__Problem to solve__.
Which lines hold the word "this"? Show each of them.

__Provided entries__.
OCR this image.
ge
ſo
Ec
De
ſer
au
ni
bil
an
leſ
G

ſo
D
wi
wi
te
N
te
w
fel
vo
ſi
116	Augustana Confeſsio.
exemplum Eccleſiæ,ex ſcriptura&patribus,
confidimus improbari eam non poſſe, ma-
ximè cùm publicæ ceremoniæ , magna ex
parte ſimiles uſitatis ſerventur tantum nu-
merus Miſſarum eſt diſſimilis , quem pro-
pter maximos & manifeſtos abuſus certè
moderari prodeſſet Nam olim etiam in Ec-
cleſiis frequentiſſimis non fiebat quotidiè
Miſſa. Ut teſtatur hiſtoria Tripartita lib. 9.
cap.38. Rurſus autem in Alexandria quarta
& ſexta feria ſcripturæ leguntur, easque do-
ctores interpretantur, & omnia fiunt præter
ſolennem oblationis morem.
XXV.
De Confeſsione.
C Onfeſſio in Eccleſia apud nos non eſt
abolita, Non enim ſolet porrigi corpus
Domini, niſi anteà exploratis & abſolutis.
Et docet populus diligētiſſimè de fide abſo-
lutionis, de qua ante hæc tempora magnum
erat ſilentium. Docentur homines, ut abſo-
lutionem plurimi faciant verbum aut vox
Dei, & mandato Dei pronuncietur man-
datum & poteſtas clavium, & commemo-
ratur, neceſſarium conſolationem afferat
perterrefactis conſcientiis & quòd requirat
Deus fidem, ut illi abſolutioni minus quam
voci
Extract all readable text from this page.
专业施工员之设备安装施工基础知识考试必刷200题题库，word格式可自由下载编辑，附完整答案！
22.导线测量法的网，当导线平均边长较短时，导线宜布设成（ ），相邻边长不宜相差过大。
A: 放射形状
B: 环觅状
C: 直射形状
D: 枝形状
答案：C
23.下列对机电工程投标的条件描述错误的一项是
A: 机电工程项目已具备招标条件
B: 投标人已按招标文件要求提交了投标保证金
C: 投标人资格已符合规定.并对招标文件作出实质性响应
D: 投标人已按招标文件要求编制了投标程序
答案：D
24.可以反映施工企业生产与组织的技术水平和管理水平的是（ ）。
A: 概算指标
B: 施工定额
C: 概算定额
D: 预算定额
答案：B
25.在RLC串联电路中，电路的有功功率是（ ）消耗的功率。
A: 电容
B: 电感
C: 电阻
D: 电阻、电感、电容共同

__Task result__.
OCR this image.
Extract all readable text from this page.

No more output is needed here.